=== The request ===
Reproduce the material in full, exactly as written.

(Collection entries)
————————

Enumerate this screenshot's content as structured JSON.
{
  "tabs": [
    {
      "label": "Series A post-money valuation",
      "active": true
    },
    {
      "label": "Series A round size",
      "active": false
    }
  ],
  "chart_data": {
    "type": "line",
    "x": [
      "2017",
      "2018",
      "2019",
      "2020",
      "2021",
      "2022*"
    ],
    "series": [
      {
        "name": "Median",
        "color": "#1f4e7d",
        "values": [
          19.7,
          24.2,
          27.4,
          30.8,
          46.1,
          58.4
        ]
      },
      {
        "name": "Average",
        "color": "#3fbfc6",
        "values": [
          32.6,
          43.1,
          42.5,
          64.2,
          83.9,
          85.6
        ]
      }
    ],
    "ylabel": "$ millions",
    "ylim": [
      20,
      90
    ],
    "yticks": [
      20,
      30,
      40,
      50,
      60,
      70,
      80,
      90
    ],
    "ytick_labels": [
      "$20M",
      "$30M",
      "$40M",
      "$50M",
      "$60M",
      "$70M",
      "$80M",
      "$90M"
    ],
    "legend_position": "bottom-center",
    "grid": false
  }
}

————————

=== Task result ===
Enumerate this screenshot's content as structured JSON.
{
  "tabs": [
    {
      "label": "Series A post-money valuation",
      "active": true
    },
    {
      "label": "Series A round size",
      "active": false
    }
  ],
  "chart_data": {
    "type": "line",
    "x": [
      "2017",
      "2018",
      "2019",
      "2020",
      "2021",
      "2022*"
    ],
    "series": [
      {
        "name": "Median",
        "color": "#1f4e7d",
        "values": [
          19.7,
          24.2,
          27.4,
          30.8,
          46.1,
          58.4
        ]
      },
      {
        "name": "Average",
        "color": "#3fbfc6",
        "values": [
          32.6,
          43.1,
          42.5,
          64.2,
          83.9,
          85.6
        ]
      }
    ],
    "ylabel": "$ millions",
    "ylim": [
      20,
      90
    ],
    "yticks": [
      20,
      30,
      40,
      50,
      60,
      70,
      80,
      90
    ],
    "ytick_labels": [
      "$20M",
      "$30M",
      "$40M",
      "$50M",
      "$60M",
      "$70M",
      "$80M",
      "$90M"
    ],
    "legend_position": "bottom-center",
    "grid": false
  }
}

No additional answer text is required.